[LIST OF TASKS]:
1 – In the patent passage, what else can sensor 104 be called?
2 – Reproduce the stretch of the patent passage from "[0020] FIG. 2" through "computing system.".

[SOURCE DOCUMENT]:

In some aspects, sensor 104 can be referred to as a heave motion
sensor. A heave motion sensor can take many different forms,
including, as examples, a float sensor, a stress gauge, or any one
of various kinds of transducers installed in various parts of the
rig or vessel.
[0020] FIG. 2 depicts an example of the computing device 102
according to some aspects. The computing device 102 can include a
processing device 202, a bus 204, a communication interface 206, a
memory device 208, a user input device 224, and a display device
226. In some examples, the components shown in FIG. 2 can be
integrated into a single structure. For example, the components can
be within a single housing with a single processing device. In
other examples, the components shown in FIG. 2 can be distributed
(e.g., in separate housings) and in electrical communication with
each other using various processors. It is also possible for the
components to be distributed in a cloud computing system or grid
computing system.
[0021] The processing device 202 can execute one or more operations
for prospective kick and loss detection applied to the riser string
22 of the vessel 21 of offshore rig 12. The processing device 202
can execute instructions 218 stored in the memory device 208 to
perform the operations. The processing device 202 can include one
processing device or multiple processing devices. Non-limiting
examples of the processing device 202 include a field-programmable
gate array ("FPGA"), an application-specific integrated circuit
("ASIC"), a processor, a microprocessor, etc.
[0022] The processing device 202 is communicatively coupled to the
memory device 208 via the bus 204. The non-volatile memory device
208 may include any type of memory device that retains stored
information when powered off. Non-limiting examples of the memory
device 208 include electrically erasable and programmable read-only
memory ("EEPROM"), flash memory, or any other type of non-volatile
memory. In some examples, at least some of the memory device 208
can include a non-transitory medium from which the processing
device 202 can read instructions. A computer-readable medium can
include electronic, optical, magnetic, or other storage devices
capable of providing the processing device 202 with
computer-readable instructions or other program code. Non-limiting
examples of a computer-readable medium include (but are not limited
to) magnetic disk(s), memory chip(s), read-only memory (ROM),
random-access memory ("RAM"), an ASIC, a configured processing
device, optical storage, or any other medium from which a computer
processing device can read instructions. The instructions can
include processing device-specific instructions generated by a
compiler or an interpreter from code written in any suitable
computer-programming language, including, for example, C, C++, C #,
etc.

[STORED RECORDS]:
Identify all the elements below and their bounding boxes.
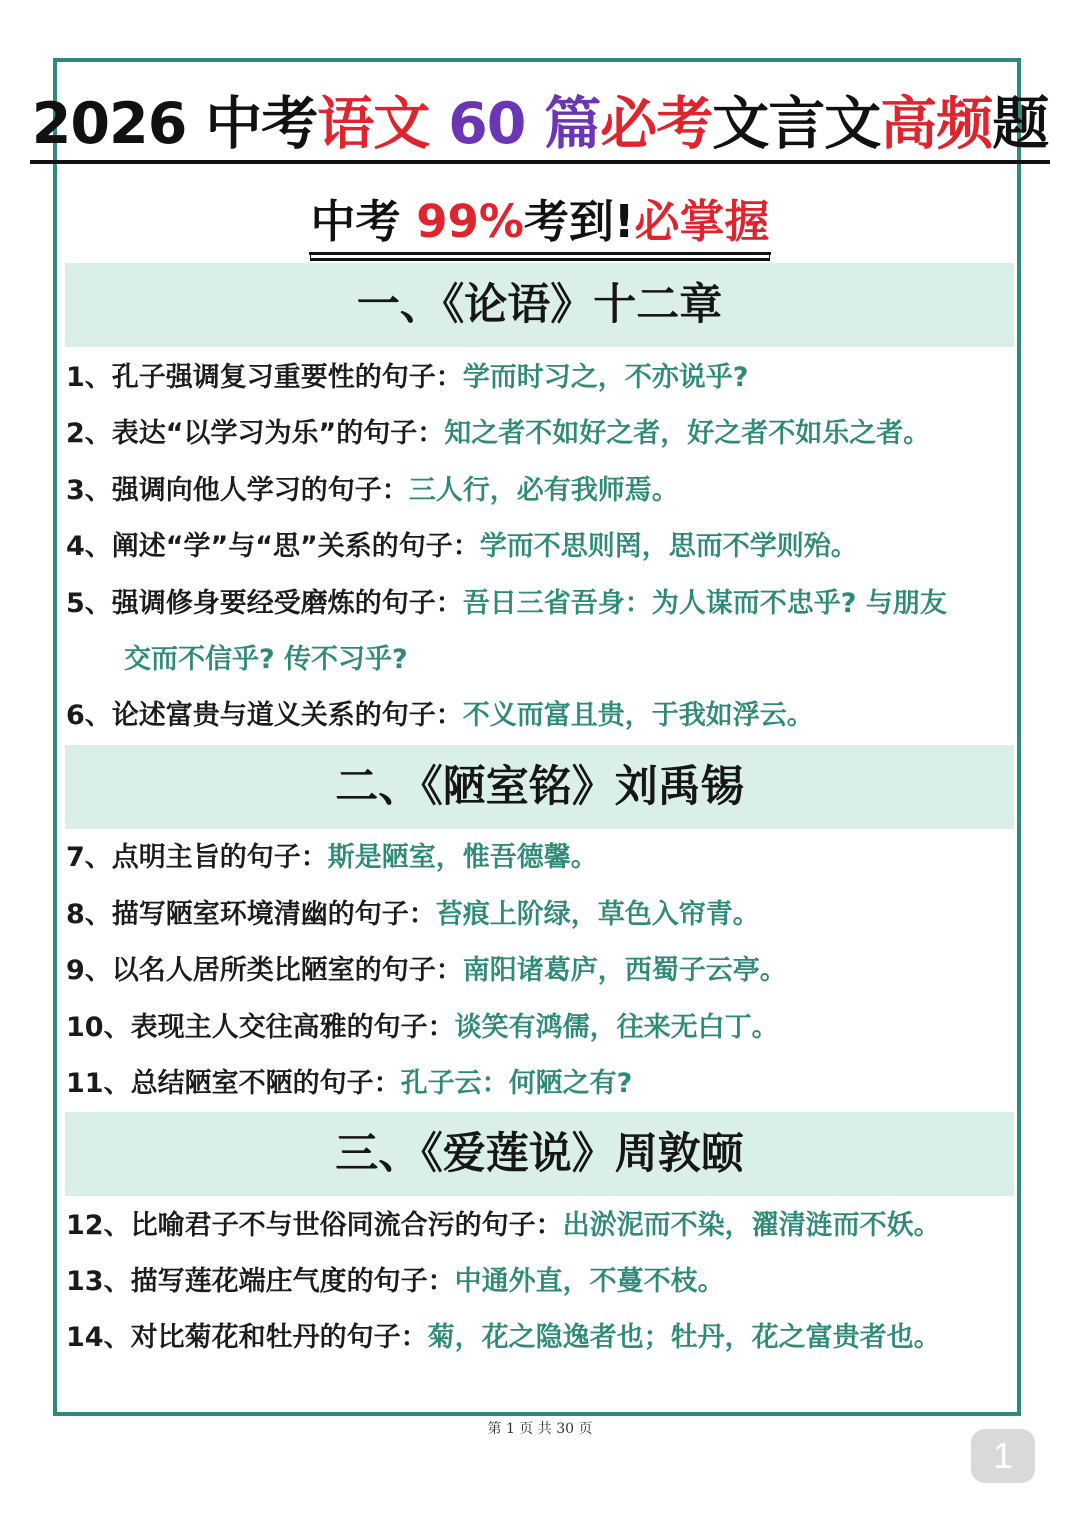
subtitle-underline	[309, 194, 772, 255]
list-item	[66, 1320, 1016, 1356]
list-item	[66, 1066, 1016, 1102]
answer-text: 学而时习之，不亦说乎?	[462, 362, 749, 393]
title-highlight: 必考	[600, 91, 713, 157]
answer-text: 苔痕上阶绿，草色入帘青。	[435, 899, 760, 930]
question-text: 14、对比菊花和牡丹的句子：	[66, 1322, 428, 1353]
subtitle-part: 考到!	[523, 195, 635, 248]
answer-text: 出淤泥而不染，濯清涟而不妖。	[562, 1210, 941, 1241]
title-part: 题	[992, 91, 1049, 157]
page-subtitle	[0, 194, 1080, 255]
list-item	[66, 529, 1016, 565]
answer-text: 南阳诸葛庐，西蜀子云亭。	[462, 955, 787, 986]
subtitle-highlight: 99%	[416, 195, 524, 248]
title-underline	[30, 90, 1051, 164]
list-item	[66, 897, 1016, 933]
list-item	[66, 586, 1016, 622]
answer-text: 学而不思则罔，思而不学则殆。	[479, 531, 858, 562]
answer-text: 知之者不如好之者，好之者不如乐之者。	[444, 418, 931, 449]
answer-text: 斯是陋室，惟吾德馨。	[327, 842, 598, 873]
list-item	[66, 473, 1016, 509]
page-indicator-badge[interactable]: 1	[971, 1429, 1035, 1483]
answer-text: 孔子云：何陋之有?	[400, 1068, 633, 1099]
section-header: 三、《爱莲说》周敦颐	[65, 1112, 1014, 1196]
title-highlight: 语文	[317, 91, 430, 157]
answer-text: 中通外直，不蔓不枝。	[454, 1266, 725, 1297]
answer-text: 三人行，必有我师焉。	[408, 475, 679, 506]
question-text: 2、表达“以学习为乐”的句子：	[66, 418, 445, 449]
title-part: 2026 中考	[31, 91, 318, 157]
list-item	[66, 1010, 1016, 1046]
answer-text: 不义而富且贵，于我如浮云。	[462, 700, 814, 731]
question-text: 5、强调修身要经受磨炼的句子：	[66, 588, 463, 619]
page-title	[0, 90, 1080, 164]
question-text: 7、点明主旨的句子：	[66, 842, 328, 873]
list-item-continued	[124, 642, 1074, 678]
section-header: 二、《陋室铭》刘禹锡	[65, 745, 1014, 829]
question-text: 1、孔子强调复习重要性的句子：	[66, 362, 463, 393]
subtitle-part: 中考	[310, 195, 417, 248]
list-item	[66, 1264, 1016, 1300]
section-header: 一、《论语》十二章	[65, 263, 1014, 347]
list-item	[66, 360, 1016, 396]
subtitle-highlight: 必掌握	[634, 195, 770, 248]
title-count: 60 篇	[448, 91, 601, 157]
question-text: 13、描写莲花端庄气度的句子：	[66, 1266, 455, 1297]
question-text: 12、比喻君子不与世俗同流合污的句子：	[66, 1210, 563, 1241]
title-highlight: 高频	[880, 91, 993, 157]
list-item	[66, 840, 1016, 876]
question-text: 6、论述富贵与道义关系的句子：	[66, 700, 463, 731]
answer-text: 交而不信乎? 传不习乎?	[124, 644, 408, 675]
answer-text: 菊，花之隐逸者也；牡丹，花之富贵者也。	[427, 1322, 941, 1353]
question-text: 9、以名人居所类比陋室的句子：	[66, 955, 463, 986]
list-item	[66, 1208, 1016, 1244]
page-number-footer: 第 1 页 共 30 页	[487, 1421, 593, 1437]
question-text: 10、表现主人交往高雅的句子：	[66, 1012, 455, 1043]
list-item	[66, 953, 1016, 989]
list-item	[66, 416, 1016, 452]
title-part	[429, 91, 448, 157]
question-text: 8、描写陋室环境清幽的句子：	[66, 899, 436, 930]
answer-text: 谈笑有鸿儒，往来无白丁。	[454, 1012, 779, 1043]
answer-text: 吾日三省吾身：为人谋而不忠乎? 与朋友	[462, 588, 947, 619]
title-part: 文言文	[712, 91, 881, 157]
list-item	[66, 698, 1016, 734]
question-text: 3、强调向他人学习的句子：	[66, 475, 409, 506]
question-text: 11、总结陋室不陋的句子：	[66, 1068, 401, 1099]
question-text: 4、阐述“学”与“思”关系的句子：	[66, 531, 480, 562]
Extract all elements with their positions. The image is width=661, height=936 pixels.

[EXPECTED RESULTS]:
1 – A heave motion sensor.

2 –
[0020] FIG. 2 depicts an example of the computing device 102
according to some aspects. The computing device 102 can include a
processing device 202, a bus 204, a communication interface 206, a
memory device 208, a user input device 224, and a display device
226. In some examples, the components shown in FIG. 2 can be
integrated into a single structure. For example, the components can
be within a single housing with a single processing device. In
other examples, the components shown in FIG. 2 can be distributed
(e.g., in separate housings) and in electrical communication with
each other using various processors. It is also possible for the
components to be distributed in a cloud computing system or grid
computing system.